TASK DETAILS =>
List all lines of the data that include the string "организациям".

RECORDS FOR THE TASK =>
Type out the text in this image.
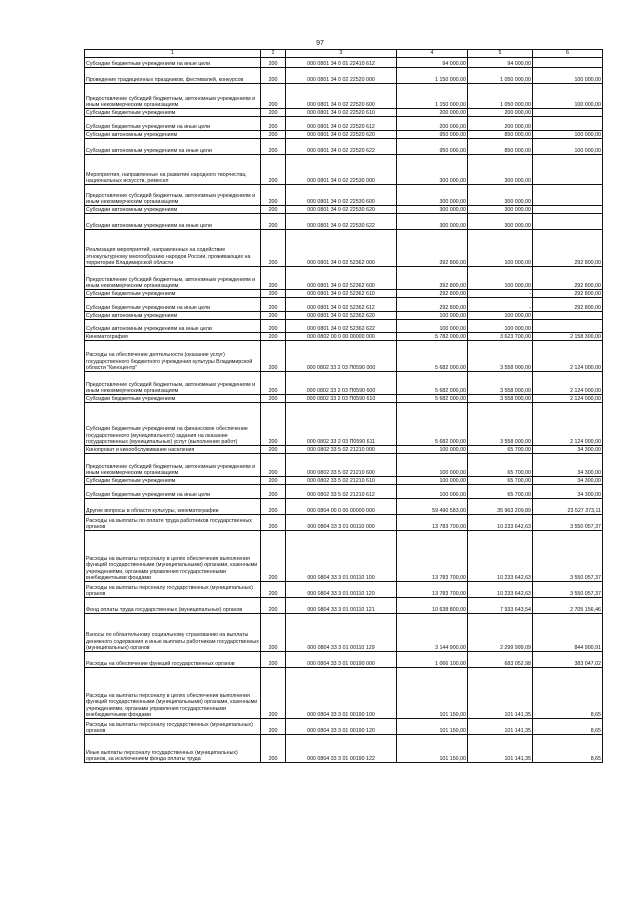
97
1	2	3	4	5	6
Субсидии бюджетным учреждениям на иные цели	200	000 0801 34 0 01 22410 612	94 000,00	94 000,00	
Проведение традиционных праздников, фестивалей, конкурсов	200	000 0801 34 0 02 22520 000	1 150 000,00	1 050 000,00	100 000,00
Предоставление субсидий бюджетным, автономным учреждениям и иным некоммерческим организациям	200	000 0801 34 0 02 22520 600	1 150 000,00	1 050 000,00	100 000,00
Субсидии бюджетным учреждениям	200	000 0801 34 0 02 22520 610	200 000,00	200 000,00	
Субсидии бюджетным учреждениям на иные цели	200	000 0801 34 0 02 22520 612	200 000,00	200 000,00	
Субсидии автономным учреждениям	200	000 0801 34 0 02 22520 620	950 000,00	850 000,00	100 000,00
Субсидии автономным учреждениям на иные цели	200	000 0801 34 0 02 22520 622	950 000,00	850 000,00	100 000,00
Мероприятия, направленные на развитие народного творчества, национальных искусств, ремесел	200	000 0801 34 0 02 22530 000	300 000,00	300 000,00	
Предоставление субсидий бюджетным, автономным учреждениям и иным некоммерческим организациям	200	000 0801 34 0 02 22530 600	300 000,00	300 000,00	
Субсидии автономным учреждениям	200	000 0801 34 0 02 22530 620	300 000,00	300 000,00	
Субсидии автономным учреждениям на иные цели	200	000 0801 34 0 02 22530 622	300 000,00	300 000,00	
Реализация мероприятий, направленных на содействие этнокультурному многообразию народов России, проживающих на территории Владимирской области	200	000 0801 34 0 02 52362 000	392 800,00	100 000,00	292 800,00
Предоставление субсидий бюджетным, автономным учреждениям и иным некоммерческим организациям	200	000 0801 34 0 02 52362 600	392 800,00	100 000,00	292 800,00
Субсидии бюджетным учреждениям	200	000 0801 34 0 02 52362 610	292 800,00	-	292 800,00
Субсидии бюджетным учреждениям на иные цели	200	000 0801 34 0 02 52362 612	292 800,00	-	292 800,00
Субсидии автономным учреждениям	200	000 0801 34 0 02 52362 620	100 000,00	100 000,00	
Субсидии автономным учреждениям на иные цели	200	000 0801 34 0 02 52362 622	100 000,00	100 000,00	
Кинематография	200	000 0802 00 0 00 00000 000	5 782 000,00	3 623 700,00	2 158 300,00
Расходы на обеспечение деятельности (оказание услуг) государственного бюджетного учреждения культуры Владимирской области "Киноцентр"	200	000 0802 33 2 03 П0590 000	5 682 000,00	3 558 000,00	2 124 000,00
Предоставление субсидий бюджетным, автономным учреждениям и иным некоммерческим организациям	200	000 0802 33 2 03 П0590 600	5 682 000,00	3 558 000,00	2 124 000,00
Субсидии бюджетным учреждениям	200	000 0802 33 2 03 П0590 610	5 682 000,00	3 558 000,00	2 124 000,00
Субсидии бюджетным учреждениям на финансовое обеспечение государственного (муниципального) задания на оказание государственных (муниципальных) услуг (выполнение работ)	200	000 0802 33 2 03 П0590 611	5 682 000,00	3 558 000,00	2 124 000,00
Кинопрокат и кинообслуживание населения	200	000 0802 33 5 02 21210 000	100 000,00	65 700,00	34 300,00
Предоставление субсидий бюджетным, автономным учреждениям и иным некоммерческим организациям	200	000 0802 33 5 02 21210 600	100 000,00	65 700,00	34 300,00
Субсидии бюджетным учреждениям	200	000 0802 33 5 02 21210 610	100 000,00	65 700,00	34 300,00
Субсидии бюджетным учреждениям на иные цели	200	000 0802 33 5 02 21210 612	100 000,00	65 700,00	34 300,00
Другие вопросы в области культуры, кинематографии	200	000 0804 00 0 00 00000 000	59 490 583,00	35 963 209,89	23 527 373,11
Расходы на выплаты по оплате труда работников государственных органов	200	000 0804 33 3 01 00110 000	13 783 700,00	10 233 642,63	3 550 057,37
Расходы на выплаты персоналу в целях обеспечения выполнения функций государственными (муниципальными) органами, казенными учреждениями, органами управления государственными внебюджетными фондами	200	000 0804 33 3 01 00110 100	13 783 700,00	10 233 642,63	3 550 057,37
Расходы на выплаты персоналу государственных (муниципальных) органов	200	000 0804 33 3 01 00110 120	13 783 700,00	10 233 642,63	3 550 057,37
Фонд оплаты труда государственных (муниципальных) органов	200	000 0804 33 3 01 00110 121	10 638 800,00	7 933 643,54	2 705 156,46
Взносы по обязательному социальному страхованию на выплаты денежного содержания и иные выплаты работникам государственных (муниципальных) органов	200	000 0804 33 3 01 00110 129	3 144 900,00	2 299 999,09	844 900,91
Расходы на обеспечение функций государственных органов	200	000 0804 33 3 01 00190 000	1 066 100,00	683 052,98	383 047,02
Расходы на выплаты персоналу в целях обеспечения выполнения функций государственными (муниципальными) органами, казенными учреждениями, органами управления государственными внебюджетными фондами	200	000 0804 33 3 01 00190 100	101 150,00	101 141,35	8,65
Расходы на выплаты персоналу государственных (муниципальных) органов	200	000 0804 33 3 01 00190 120	101 150,00	101 141,35	8,65
Иные выплаты персоналу государственных (муниципальных) органов, за исключением фонда оплаты труда	200	000 0804 33 3 01 00190 122	101 150,00	101 141,35	8,65
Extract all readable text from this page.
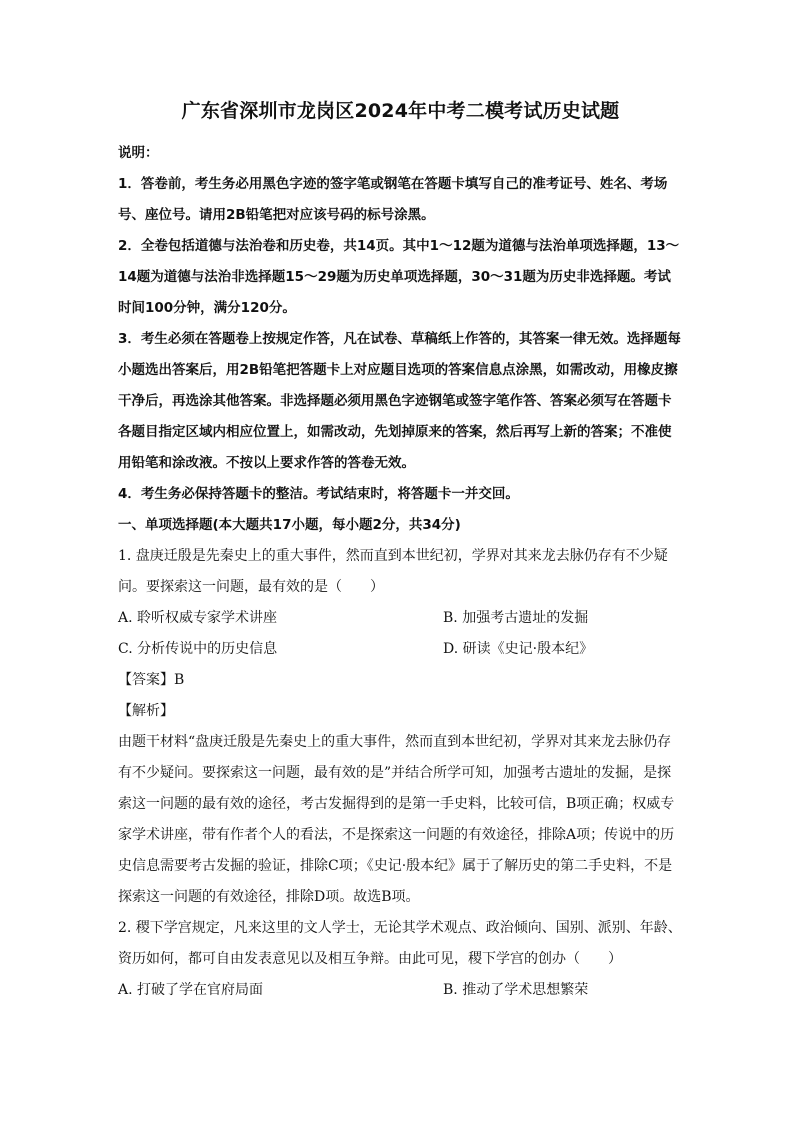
广东省深圳市龙岗区2024年中考二模考试历史试题

说明：

1．答卷前，考生务必用黑色字迹的签字笔或钢笔在答题卡填写自己的准考证号、姓名、考场号、座位号。请用2B铅笔把对应该号码的标号涂黑。

2．全卷包括道德与法治卷和历史卷，共14页。其中1～12题为道德与法治单项选择题，13～14题为道德与法治非选择题15～29题为历史单项选择题，30～31题为历史非选择题。考试时间100分钟，满分120分。

3．考生必须在答题卷上按规定作答，凡在试卷、草稿纸上作答的，其答案一律无效。选择题每小题选出答案后，用2B铅笔把答题卡上对应题目选项的答案信息点涂黑，如需改动，用橡皮擦干净后，再选涂其他答案。非选择题必须用黑色字迹钢笔或签字笔作答、答案必须写在答题卡各题目指定区域内相应位置上，如需改动，先划掉原来的答案，然后再写上新的答案；不准使用铅笔和涂改液。不按以上要求作答的答卷无效。

4．考生务必保持答题卡的整洁。考试结束时，将答题卡一并交回。

一、单项选择题(本大题共17小题，每小题2分，共34分)

1. 盘庚迁殷是先秦史上的重大事件，然而直到本世纪初，学界对其来龙去脉仍存有不少疑问。要探索这一问题，最有效的是（　　）

A. 聆听权威专家学术讲座	B. 加强考古遗址的发掘
C. 分析传说中的历史信息	D. 研读《史记·殷本纪》

【答案】B

【解析】

由题干材料“盘庚迁殷是先秦史上的重大事件，然而直到本世纪初，学界对其来龙去脉仍存有不少疑问。要探索这一问题，最有效的是”并结合所学可知，加强考古遗址的发掘，是探索这一问题的最有效的途径，考古发掘得到的是第一手史料，比较可信，B项正确；权威专家学术讲座，带有作者个人的看法，不是探索这一问题的有效途径，排除A项；传说中的历史信息需要考古发掘的验证，排除C项；《史记·殷本纪》属于了解历史的第二手史料，不是探索这一问题的有效途径，排除D项。故选B项。

2. 稷下学宫规定，凡来这里的文人学士，无论其学术观点、政治倾向、国别、派别、年龄、资历如何，都可自由发表意见以及相互争辩。由此可见，稷下学宫的创办（　　）

A. 打破了学在官府局面	B. 推动了学术思想繁荣
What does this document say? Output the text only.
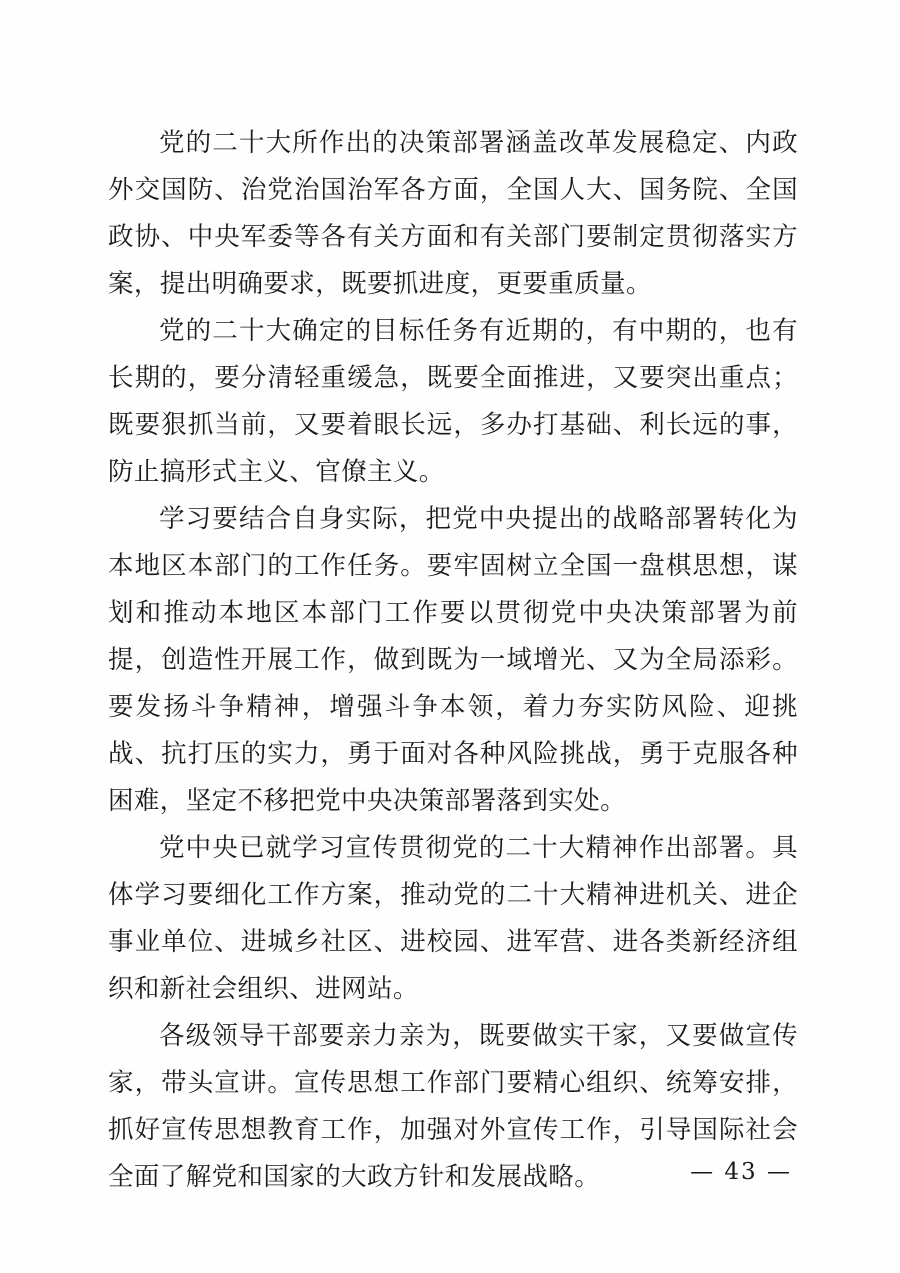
党的二十大所作出的决策部署涵盖改革发展稳定、内政外交国防、治党治国治军各方面，全国人大、国务院、全国政协、中央军委等各有关方面和有关部门要制定贯彻落实方案，提出明确要求，既要抓进度，更要重质量。

党的二十大确定的目标任务有近期的，有中期的，也有长期的，要分清轻重缓急，既要全面推进，又要突出重点；既要狠抓当前，又要着眼长远，多办打基础、利长远的事，防止搞形式主义、官僚主义。

学习要结合自身实际，把党中央提出的战略部署转化为本地区本部门的工作任务。要牢固树立全国一盘棋思想，谋划和推动本地区本部门工作要以贯彻党中央决策部署为前提，创造性开展工作，做到既为一域增光、又为全局添彩。要发扬斗争精神，增强斗争本领，着力夯实防风险、迎挑战、抗打压的实力，勇于面对各种风险挑战，勇于克服各种困难，坚定不移把党中央决策部署落到实处。

党中央已就学习宣传贯彻党的二十大精神作出部署。具体学习要细化工作方案，推动党的二十大精神进机关、进企事业单位、进城乡社区、进校园、进军营、进各类新经济组织和新社会组织、进网站。

各级领导干部要亲力亲为，既要做实干家，又要做宣传家，带头宣讲。宣传思想工作部门要精心组织、统筹安排，抓好宣传思想教育工作，加强对外宣传工作，引导国际社会全面了解党和国家的大政方针和发展战略。	— 43 —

EXPECTED ANSWER =>
Предоставление субсидий бюджетным, автономным учреждениям и иным некоммерческим организациям	200	000 0801 34 0 02 22520 600	1 150 000,00	1 050 000,00	100 000,00
Предоставление субсидий бюджетным, автономным учреждениям и иным некоммерческим организациям	200	000 0801 34 0 02 22530 600	300 000,00	300 000,00	
Предоставление субсидий бюджетным, автономным учреждениям и иным некоммерческим организациям	200	000 0801 34 0 02 52362 600	392 800,00	100 000,00	292 800,00
Предоставление субсидий бюджетным, автономным учреждениям и иным некоммерческим организациям	200	000 0802 33 2 03 П0590 600	5 682 000,00	3 558 000,00	2 124 000,00
Предоставление субсидий бюджетным, автономным учреждениям и иным некоммерческим организациям	200	000 0802 33 5 02 21210 600	100 000,00	65 700,00	34 300,00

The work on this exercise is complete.